STORED RECORDS -
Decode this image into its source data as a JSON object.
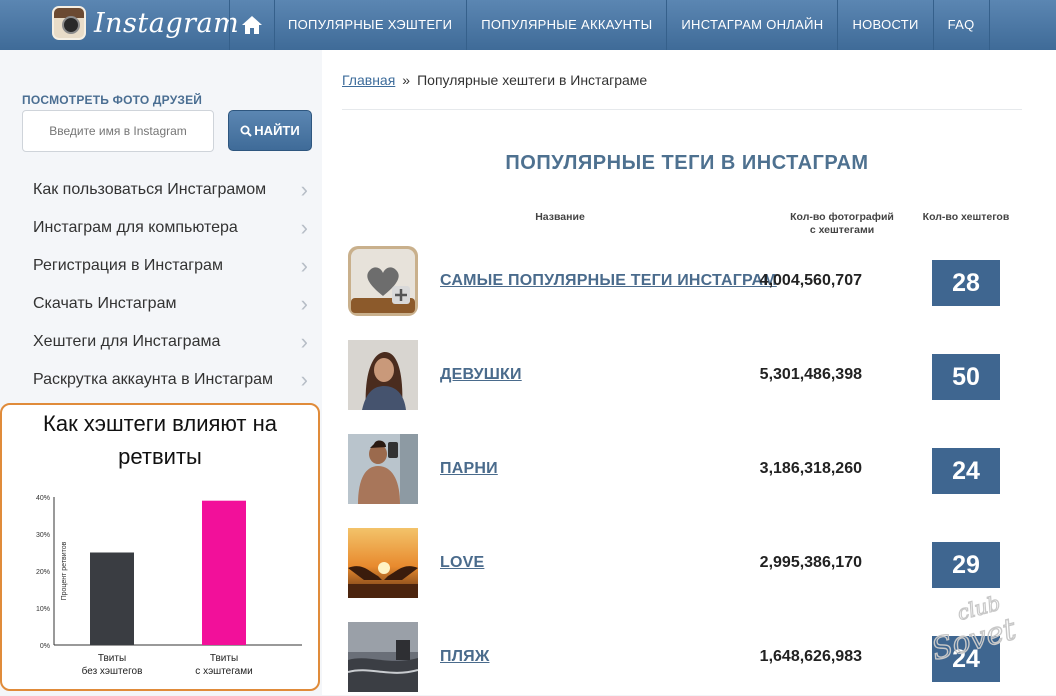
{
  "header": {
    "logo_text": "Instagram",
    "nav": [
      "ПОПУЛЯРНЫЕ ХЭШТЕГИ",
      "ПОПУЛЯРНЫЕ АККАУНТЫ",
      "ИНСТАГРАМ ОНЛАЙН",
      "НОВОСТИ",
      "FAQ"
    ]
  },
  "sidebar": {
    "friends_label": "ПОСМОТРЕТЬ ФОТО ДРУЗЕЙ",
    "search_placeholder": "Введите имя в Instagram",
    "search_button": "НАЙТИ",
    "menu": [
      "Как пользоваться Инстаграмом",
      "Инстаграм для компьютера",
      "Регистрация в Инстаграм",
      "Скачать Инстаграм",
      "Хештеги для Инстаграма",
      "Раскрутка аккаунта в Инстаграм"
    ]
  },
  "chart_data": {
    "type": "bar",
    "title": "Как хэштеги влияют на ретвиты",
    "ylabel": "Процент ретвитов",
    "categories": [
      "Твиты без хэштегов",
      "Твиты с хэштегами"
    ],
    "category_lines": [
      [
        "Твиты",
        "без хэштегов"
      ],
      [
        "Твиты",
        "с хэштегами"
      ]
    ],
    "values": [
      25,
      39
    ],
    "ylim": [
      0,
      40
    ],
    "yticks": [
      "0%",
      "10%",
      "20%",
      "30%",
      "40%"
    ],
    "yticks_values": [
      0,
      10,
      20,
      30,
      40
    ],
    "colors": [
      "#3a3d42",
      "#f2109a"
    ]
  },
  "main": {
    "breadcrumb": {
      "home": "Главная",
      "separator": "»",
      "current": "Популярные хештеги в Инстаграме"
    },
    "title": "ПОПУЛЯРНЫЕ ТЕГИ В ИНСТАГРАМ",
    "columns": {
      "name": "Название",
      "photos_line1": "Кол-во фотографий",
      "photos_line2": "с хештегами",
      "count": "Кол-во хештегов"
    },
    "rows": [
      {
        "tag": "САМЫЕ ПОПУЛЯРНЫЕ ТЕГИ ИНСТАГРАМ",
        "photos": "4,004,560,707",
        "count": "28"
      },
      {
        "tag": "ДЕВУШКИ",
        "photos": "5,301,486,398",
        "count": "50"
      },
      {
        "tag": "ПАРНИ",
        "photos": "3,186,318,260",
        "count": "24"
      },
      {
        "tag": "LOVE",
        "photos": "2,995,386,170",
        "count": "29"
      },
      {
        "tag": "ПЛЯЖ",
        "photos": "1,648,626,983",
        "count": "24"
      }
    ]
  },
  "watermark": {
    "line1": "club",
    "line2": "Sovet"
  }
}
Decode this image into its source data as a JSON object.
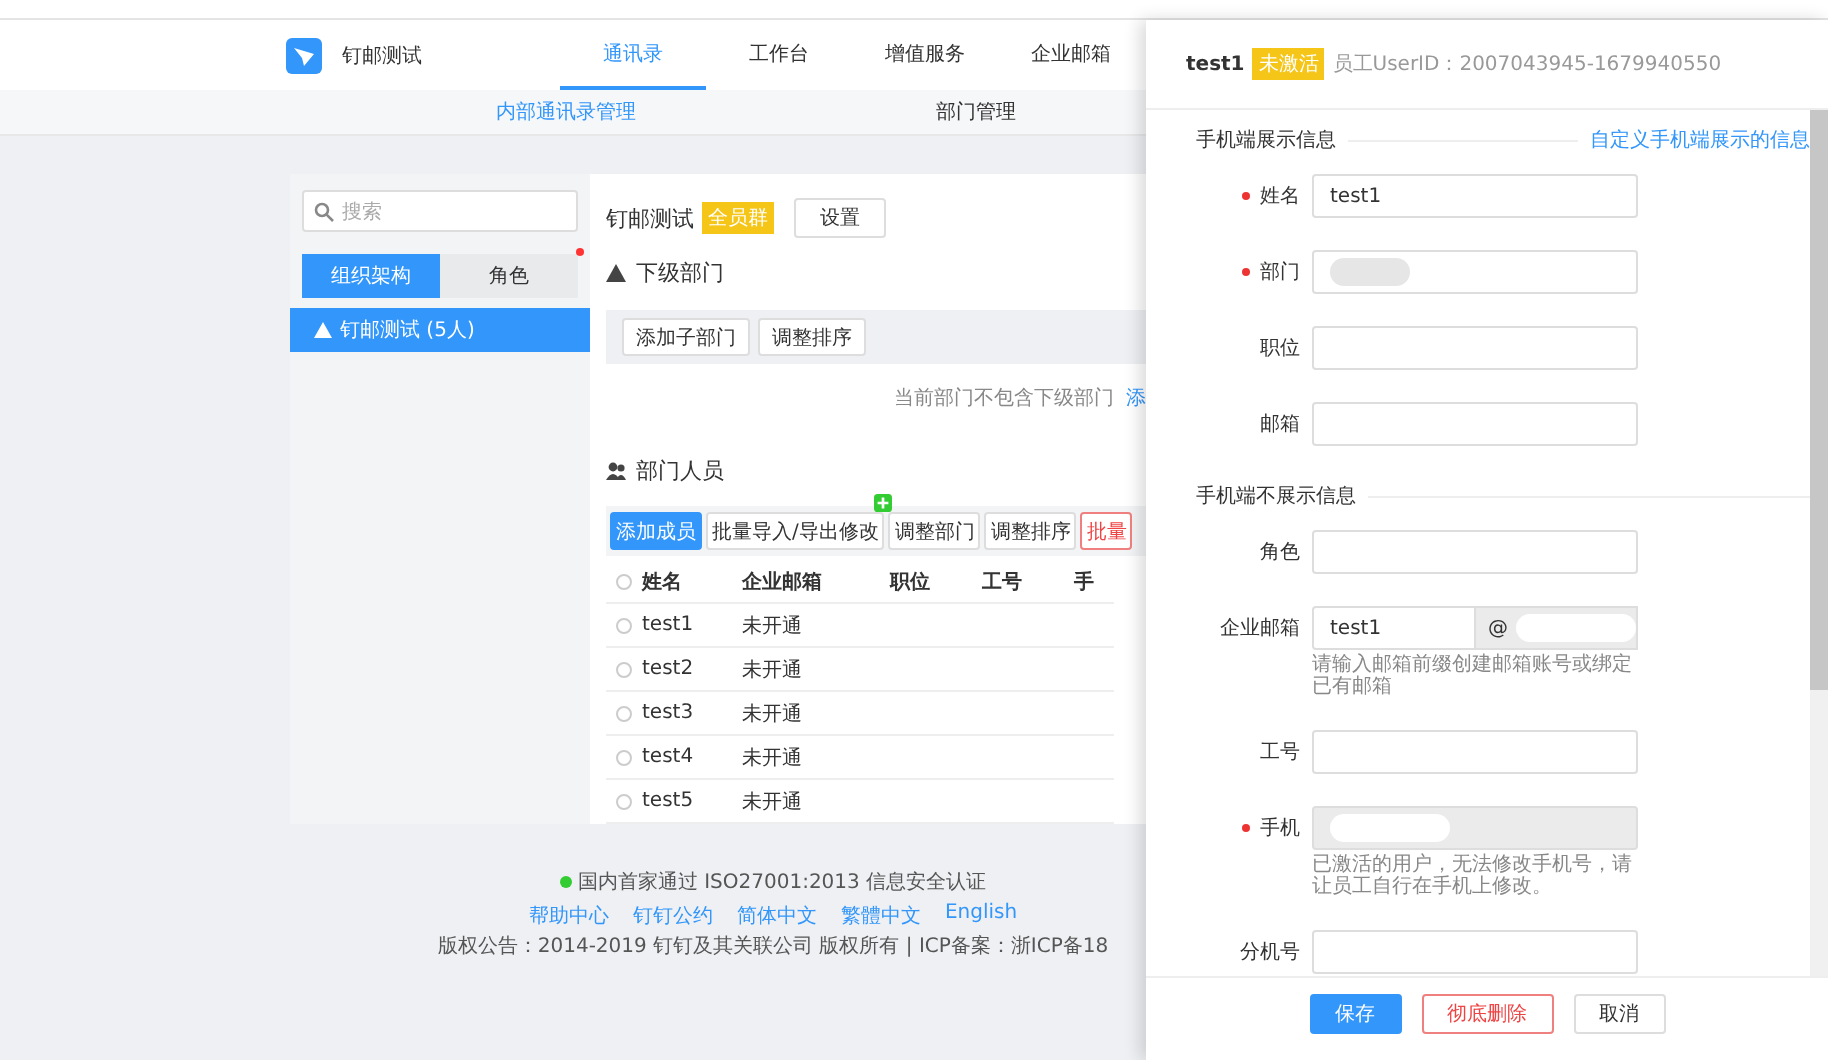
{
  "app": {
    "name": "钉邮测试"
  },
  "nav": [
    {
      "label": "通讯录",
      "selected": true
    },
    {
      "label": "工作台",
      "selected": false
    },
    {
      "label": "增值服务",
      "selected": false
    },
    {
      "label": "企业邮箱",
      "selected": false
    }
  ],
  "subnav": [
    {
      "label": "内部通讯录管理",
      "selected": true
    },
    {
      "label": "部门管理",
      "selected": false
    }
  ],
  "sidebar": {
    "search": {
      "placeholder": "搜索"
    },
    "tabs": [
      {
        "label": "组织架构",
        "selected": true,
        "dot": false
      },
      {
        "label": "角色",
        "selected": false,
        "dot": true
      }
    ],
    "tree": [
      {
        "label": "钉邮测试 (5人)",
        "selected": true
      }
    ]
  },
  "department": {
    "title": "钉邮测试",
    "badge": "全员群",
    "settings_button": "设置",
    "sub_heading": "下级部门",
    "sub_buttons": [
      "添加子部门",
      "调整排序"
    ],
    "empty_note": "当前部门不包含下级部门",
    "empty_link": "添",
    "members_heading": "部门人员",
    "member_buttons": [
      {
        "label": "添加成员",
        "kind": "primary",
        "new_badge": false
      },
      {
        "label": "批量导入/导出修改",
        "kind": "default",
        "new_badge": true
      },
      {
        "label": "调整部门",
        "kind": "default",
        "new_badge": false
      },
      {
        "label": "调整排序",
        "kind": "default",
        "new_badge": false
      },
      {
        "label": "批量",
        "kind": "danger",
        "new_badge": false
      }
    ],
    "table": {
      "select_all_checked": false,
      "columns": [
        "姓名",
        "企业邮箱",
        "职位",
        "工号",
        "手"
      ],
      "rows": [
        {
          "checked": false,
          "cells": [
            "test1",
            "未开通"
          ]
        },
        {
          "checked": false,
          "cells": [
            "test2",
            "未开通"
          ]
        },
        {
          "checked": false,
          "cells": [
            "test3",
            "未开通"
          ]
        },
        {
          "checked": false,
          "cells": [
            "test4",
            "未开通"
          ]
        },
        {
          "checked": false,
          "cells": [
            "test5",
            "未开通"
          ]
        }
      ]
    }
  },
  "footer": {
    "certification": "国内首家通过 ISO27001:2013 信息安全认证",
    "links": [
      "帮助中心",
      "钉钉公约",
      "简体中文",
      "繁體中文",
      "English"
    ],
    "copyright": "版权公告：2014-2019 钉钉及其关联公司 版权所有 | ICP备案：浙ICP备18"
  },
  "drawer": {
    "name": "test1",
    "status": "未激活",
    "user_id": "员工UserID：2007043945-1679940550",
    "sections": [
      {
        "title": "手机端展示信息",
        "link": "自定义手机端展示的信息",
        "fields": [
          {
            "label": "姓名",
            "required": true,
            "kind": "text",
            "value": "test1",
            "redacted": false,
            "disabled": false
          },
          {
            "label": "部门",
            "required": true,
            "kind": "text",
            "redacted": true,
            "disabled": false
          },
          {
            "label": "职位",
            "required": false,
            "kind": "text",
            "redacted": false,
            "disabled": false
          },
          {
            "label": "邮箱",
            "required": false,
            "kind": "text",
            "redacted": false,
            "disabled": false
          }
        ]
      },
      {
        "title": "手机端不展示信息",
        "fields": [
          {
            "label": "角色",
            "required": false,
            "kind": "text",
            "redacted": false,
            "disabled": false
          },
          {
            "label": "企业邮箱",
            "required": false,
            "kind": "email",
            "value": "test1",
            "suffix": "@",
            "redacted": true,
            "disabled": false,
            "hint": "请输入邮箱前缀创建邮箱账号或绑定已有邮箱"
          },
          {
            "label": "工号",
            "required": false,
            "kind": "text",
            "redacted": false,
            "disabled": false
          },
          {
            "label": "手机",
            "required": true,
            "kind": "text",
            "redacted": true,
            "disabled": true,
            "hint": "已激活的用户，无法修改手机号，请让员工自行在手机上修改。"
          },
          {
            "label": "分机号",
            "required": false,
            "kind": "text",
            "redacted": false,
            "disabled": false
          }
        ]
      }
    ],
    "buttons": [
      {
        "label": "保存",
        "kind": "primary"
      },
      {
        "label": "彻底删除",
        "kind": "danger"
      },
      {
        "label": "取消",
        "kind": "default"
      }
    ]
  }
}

TASK DESCRIPTION - Quote the preceding records in their entirety, excluding every picture.

CORRECT ANSWER -
Decode this image into its source data as a JSON object.
{
  "header": {
    "logo_text": "Instagram",
    "nav": [
      "ПОПУЛЯРНЫЕ ХЭШТЕГИ",
      "ПОПУЛЯРНЫЕ АККАУНТЫ",
      "ИНСТАГРАМ ОНЛАЙН",
      "НОВОСТИ",
      "FAQ"
    ]
  },
  "sidebar": {
    "friends_label": "ПОСМОТРЕТЬ ФОТО ДРУЗЕЙ",
    "search_placeholder": "Введите имя в Instagram",
    "search_button": "НАЙТИ",
    "menu": [
      "Как пользоваться Инстаграмом",
      "Инстаграм для компьютера",
      "Регистрация в Инстаграм",
      "Скачать Инстаграм",
      "Хештеги для Инстаграма",
      "Раскрутка аккаунта в Инстаграм"
    ]
  },
  "chart_data": {
    "type": "bar",
    "title": "Как хэштеги влияют на ретвиты",
    "ylabel": "Процент ретвитов",
    "categories": [
      "Твиты без хэштегов",
      "Твиты с хэштегами"
    ],
    "category_lines": [
      [
        "Твиты",
        "без хэштегов"
      ],
      [
        "Твиты",
        "с хэштегами"
      ]
    ],
    "values": [
      25,
      39
    ],
    "ylim": [
      0,
      40
    ],
    "yticks": [
      "0%",
      "10%",
      "20%",
      "30%",
      "40%"
    ],
    "yticks_values": [
      0,
      10,
      20,
      30,
      40
    ],
    "colors": [
      "#3a3d42",
      "#f2109a"
    ]
  },
  "main": {
    "breadcrumb": {
      "home": "Главная",
      "separator": "»",
      "current": "Популярные хештеги в Инстаграме"
    },
    "title": "ПОПУЛЯРНЫЕ ТЕГИ В ИНСТАГРАМ",
    "columns": {
      "name": "Название",
      "photos_line1": "Кол-во фотографий",
      "photos_line2": "с хештегами",
      "count": "Кол-во хештегов"
    },
    "rows": [
      {
        "tag": "САМЫЕ ПОПУЛЯРНЫЕ ТЕГИ ИНСТАГРАМ",
        "photos": "4,004,560,707",
        "count": "28"
      },
      {
        "tag": "ДЕВУШКИ",
        "photos": "5,301,486,398",
        "count": "50"
      },
      {
        "tag": "ПАРНИ",
        "photos": "3,186,318,260",
        "count": "24"
      },
      {
        "tag": "LOVE",
        "photos": "2,995,386,170",
        "count": "29"
      },
      {
        "tag": "ПЛЯЖ",
        "photos": "1,648,626,983",
        "count": "24"
      }
    ]
  },
  "watermark": {
    "line1": "club",
    "line2": "Sovet"
  }
}
Decode this image into its source data as a JSON object.
{
  "app": {
    "name": "钉邮测试"
  },
  "nav": [
    {
      "label": "通讯录",
      "selected": true
    },
    {
      "label": "工作台",
      "selected": false
    },
    {
      "label": "增值服务",
      "selected": false
    },
    {
      "label": "企业邮箱",
      "selected": false
    }
  ],
  "subnav": [
    {
      "label": "内部通讯录管理",
      "selected": true
    },
    {
      "label": "部门管理",
      "selected": false
    }
  ],
  "sidebar": {
    "search": {
      "placeholder": "搜索"
    },
    "tabs": [
      {
        "label": "组织架构",
        "selected": true,
        "dot": false
      },
      {
        "label": "角色",
        "selected": false,
        "dot": true
      }
    ],
    "tree": [
      {
        "label": "钉邮测试 (5人)",
        "selected": true
      }
    ]
  },
  "department": {
    "title": "钉邮测试",
    "badge": "全员群",
    "settings_button": "设置",
    "sub_heading": "下级部门",
    "sub_buttons": [
      "添加子部门",
      "调整排序"
    ],
    "empty_note": "当前部门不包含下级部门",
    "empty_link": "添",
    "members_heading": "部门人员",
    "member_buttons": [
      {
        "label": "添加成员",
        "kind": "primary",
        "new_badge": false
      },
      {
        "label": "批量导入/导出修改",
        "kind": "default",
        "new_badge": true
      },
      {
        "label": "调整部门",
        "kind": "default",
        "new_badge": false
      },
      {
        "label": "调整排序",
        "kind": "default",
        "new_badge": false
      },
      {
        "label": "批量",
        "kind": "danger",
        "new_badge": false
      }
    ],
    "table": {
      "select_all_checked": false,
      "columns": [
        "姓名",
        "企业邮箱",
        "职位",
        "工号",
        "手"
      ],
      "rows": [
        {
          "checked": false,
          "cells": [
            "test1",
            "未开通"
          ]
        },
        {
          "checked": false,
          "cells": [
            "test2",
            "未开通"
          ]
        },
        {
          "checked": false,
          "cells": [
            "test3",
            "未开通"
          ]
        },
        {
          "checked": false,
          "cells": [
            "test4",
            "未开通"
          ]
        },
        {
          "checked": false,
          "cells": [
            "test5",
            "未开通"
          ]
        }
      ]
    }
  },
  "footer": {
    "certification": "国内首家通过 ISO27001:2013 信息安全认证",
    "links": [
      "帮助中心",
      "钉钉公约",
      "简体中文",
      "繁體中文",
      "English"
    ],
    "copyright": "版权公告：2014-2019 钉钉及其关联公司 版权所有 | ICP备案：浙ICP备18"
  },
  "drawer": {
    "name": "test1",
    "status": "未激活",
    "user_id": "员工UserID：2007043945-1679940550",
    "sections": [
      {
        "title": "手机端展示信息",
        "link": "自定义手机端展示的信息",
        "fields": [
          {
            "label": "姓名",
            "required": true,
            "kind": "text",
            "value": "test1",
            "redacted": false,
            "disabled": false
          },
          {
            "label": "部门",
            "required": true,
            "kind": "text",
            "redacted": true,
            "disabled": false
          },
          {
            "label": "职位",
            "required": false,
            "kind": "text",
            "redacted": false,
            "disabled": false
          },
          {
            "label": "邮箱",
            "required": false,
            "kind": "text",
            "redacted": false,
            "disabled": false
          }
        ]
      },
      {
        "title": "手机端不展示信息",
        "fields": [
          {
            "label": "角色",
            "required": false,
            "kind": "text",
            "redacted": false,
            "disabled": false
          },
          {
            "label": "企业邮箱",
            "required": false,
            "kind": "email",
            "value": "test1",
            "suffix": "@",
            "redacted": true,
            "disabled": false,
            "hint": "请输入邮箱前缀创建邮箱账号或绑定已有邮箱"
          },
          {
            "label": "工号",
            "required": false,
            "kind": "text",
            "redacted": false,
            "disabled": false
          },
          {
            "label": "手机",
            "required": true,
            "kind": "text",
            "redacted": true,
            "disabled": true,
            "hint": "已激活的用户，无法修改手机号，请让员工自行在手机上修改。"
          },
          {
            "label": "分机号",
            "required": false,
            "kind": "text",
            "redacted": false,
            "disabled": false
          }
        ]
      }
    ],
    "buttons": [
      {
        "label": "保存",
        "kind": "primary"
      },
      {
        "label": "彻底删除",
        "kind": "danger"
      },
      {
        "label": "取消",
        "kind": "default"
      }
    ]
  }
}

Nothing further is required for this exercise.